## Exercise
Below is some material; transcribe all of it exactly.

Excerpt from a dataset:
* begin *

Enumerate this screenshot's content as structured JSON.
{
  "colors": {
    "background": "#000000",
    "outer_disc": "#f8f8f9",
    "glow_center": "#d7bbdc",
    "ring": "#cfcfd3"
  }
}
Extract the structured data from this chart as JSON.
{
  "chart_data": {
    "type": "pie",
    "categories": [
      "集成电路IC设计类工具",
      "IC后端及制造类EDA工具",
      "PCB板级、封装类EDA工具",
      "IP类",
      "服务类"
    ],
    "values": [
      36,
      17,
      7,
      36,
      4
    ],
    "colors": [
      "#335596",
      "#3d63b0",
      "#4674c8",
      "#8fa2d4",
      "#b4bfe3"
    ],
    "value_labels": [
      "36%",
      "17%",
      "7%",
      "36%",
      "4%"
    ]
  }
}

* end *

## Answer for the task
Enumerate this screenshot's content as structured JSON.
{
  "colors": {
    "background": "#000000",
    "outer_disc": "#f8f8f9",
    "glow_center": "#d7bbdc",
    "ring": "#cfcfd3"
  }
}
Extract the structured data from this chart as JSON.
{
  "chart_data": {
    "type": "pie",
    "categories": [
      "集成电路IC设计类工具",
      "IC后端及制造类EDA工具",
      "PCB板级、封装类EDA工具",
      "IP类",
      "服务类"
    ],
    "values": [
      36,
      17,
      7,
      36,
      4
    ],
    "colors": [
      "#335596",
      "#3d63b0",
      "#4674c8",
      "#8fa2d4",
      "#b4bfe3"
    ],
    "value_labels": [
      "36%",
      "17%",
      "7%",
      "36%",
      "4%"
    ]
  }
}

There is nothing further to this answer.